Take every line where the string "name" appears and copy it.

═══ Information supplied ═══

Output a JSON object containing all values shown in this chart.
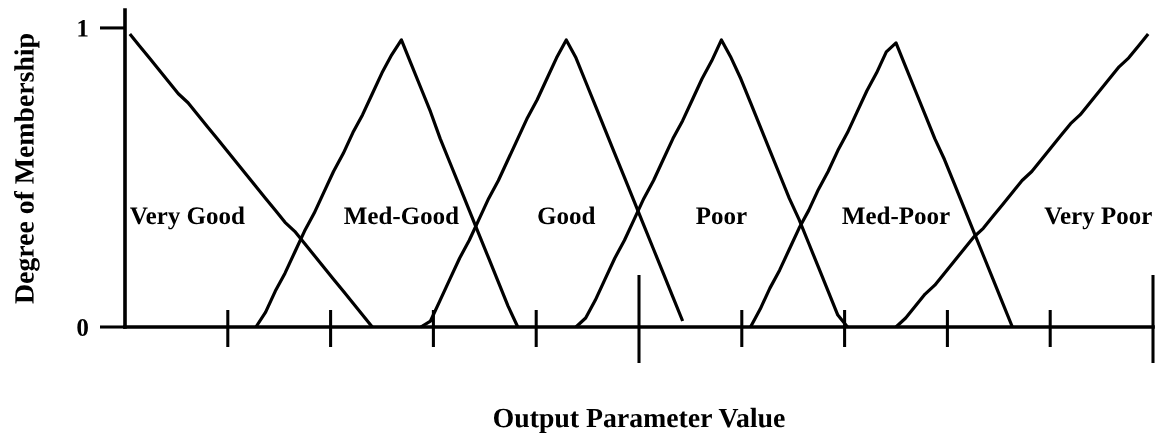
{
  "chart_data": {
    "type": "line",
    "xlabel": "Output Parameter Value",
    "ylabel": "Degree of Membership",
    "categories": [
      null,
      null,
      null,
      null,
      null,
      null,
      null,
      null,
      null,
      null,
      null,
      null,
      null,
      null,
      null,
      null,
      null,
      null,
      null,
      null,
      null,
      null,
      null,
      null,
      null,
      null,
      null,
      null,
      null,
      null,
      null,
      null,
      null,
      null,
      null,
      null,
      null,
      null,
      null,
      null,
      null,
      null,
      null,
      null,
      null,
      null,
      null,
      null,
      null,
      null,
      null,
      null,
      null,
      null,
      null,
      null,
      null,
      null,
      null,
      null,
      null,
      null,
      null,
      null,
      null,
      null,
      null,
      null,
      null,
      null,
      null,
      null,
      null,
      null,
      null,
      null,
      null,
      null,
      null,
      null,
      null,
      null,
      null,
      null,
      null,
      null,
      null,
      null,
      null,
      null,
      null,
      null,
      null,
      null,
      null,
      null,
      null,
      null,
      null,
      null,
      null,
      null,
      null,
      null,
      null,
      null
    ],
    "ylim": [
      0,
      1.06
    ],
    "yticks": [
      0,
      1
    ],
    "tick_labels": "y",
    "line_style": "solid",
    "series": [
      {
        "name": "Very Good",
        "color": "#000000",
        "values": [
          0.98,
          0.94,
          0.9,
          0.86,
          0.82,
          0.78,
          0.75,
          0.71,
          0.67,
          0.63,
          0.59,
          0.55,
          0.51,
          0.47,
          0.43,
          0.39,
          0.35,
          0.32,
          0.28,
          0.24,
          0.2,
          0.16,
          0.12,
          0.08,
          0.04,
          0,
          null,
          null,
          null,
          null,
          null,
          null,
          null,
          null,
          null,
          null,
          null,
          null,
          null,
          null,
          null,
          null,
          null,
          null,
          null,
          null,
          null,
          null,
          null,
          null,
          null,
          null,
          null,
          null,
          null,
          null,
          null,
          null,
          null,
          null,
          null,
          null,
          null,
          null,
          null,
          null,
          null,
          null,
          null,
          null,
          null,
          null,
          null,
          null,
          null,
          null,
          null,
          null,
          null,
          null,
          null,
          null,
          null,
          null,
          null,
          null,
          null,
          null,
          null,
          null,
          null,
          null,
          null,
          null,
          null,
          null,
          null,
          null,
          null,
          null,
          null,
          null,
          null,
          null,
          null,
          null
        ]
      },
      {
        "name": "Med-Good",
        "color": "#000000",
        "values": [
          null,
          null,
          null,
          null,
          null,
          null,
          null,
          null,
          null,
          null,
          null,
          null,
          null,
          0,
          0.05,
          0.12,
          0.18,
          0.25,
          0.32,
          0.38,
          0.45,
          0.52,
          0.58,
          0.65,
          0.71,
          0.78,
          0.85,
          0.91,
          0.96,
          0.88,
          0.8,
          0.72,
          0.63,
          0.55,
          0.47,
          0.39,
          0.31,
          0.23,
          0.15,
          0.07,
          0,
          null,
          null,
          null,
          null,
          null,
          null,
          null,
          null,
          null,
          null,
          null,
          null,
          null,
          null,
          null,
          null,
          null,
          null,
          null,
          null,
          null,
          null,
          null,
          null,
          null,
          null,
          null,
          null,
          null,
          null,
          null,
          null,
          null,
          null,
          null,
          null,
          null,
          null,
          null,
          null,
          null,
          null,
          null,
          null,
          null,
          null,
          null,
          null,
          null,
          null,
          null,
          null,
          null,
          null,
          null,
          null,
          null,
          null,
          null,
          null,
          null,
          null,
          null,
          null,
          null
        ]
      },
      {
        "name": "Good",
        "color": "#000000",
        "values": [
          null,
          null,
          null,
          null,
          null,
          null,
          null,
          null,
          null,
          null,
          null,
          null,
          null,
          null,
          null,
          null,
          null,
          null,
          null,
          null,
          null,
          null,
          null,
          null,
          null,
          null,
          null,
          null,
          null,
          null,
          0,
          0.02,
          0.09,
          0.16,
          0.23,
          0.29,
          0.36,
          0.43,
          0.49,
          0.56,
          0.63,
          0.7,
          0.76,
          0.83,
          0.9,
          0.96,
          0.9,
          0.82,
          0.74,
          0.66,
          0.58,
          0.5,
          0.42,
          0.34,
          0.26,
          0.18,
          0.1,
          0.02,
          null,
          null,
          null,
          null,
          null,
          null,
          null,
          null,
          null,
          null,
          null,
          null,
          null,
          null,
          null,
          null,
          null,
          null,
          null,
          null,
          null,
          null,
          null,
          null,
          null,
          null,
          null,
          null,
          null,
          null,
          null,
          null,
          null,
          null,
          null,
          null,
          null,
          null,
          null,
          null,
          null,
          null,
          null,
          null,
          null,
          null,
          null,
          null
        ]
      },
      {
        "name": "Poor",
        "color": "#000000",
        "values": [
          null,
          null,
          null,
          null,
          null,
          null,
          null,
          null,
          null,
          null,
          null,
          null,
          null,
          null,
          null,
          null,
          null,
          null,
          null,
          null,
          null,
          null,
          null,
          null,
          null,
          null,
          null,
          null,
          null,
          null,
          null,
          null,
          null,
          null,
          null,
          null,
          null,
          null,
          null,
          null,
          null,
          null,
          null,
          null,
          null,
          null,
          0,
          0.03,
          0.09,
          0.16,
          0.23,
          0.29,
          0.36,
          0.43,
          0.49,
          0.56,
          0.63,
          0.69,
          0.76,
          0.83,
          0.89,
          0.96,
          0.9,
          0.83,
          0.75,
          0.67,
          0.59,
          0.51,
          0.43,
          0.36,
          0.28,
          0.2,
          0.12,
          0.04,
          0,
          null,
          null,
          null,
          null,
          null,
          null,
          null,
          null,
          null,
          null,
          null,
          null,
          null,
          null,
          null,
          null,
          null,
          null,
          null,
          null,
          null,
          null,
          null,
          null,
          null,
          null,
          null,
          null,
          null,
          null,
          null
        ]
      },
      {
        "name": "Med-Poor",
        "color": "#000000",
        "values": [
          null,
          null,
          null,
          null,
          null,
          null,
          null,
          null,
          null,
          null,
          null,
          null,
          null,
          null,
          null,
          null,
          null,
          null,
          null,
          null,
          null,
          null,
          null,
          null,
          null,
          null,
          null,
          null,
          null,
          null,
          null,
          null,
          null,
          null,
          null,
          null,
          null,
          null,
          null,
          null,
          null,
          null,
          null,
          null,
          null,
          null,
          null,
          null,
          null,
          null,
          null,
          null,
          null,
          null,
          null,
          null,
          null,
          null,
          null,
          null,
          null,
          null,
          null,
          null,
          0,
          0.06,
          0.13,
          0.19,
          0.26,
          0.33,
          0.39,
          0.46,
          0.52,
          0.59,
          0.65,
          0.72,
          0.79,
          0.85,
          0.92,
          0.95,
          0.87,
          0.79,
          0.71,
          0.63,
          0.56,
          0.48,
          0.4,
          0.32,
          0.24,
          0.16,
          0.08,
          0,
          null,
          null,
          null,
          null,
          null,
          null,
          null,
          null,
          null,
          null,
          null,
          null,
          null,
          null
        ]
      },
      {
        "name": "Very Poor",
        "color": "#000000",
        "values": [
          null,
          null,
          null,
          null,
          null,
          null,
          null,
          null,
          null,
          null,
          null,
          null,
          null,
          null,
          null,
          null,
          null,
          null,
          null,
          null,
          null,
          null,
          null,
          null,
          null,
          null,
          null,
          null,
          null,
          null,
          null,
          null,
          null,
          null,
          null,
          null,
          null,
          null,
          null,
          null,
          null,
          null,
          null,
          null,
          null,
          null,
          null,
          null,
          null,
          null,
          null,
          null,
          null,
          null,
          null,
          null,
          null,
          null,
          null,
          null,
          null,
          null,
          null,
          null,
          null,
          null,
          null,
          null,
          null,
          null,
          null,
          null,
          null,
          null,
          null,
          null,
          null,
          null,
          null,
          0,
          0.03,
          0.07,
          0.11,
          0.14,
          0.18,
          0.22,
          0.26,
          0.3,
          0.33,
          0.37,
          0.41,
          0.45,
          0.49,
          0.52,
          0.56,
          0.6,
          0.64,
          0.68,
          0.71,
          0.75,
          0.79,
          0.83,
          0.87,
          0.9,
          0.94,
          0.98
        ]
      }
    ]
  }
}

═══

* **Reply**
        "name": "Very Good",
        "name": "Med-Good",
        "name": "Good",
        "name": "Poor",
        "name": "Med-Poor",
        "name": "Very Poor",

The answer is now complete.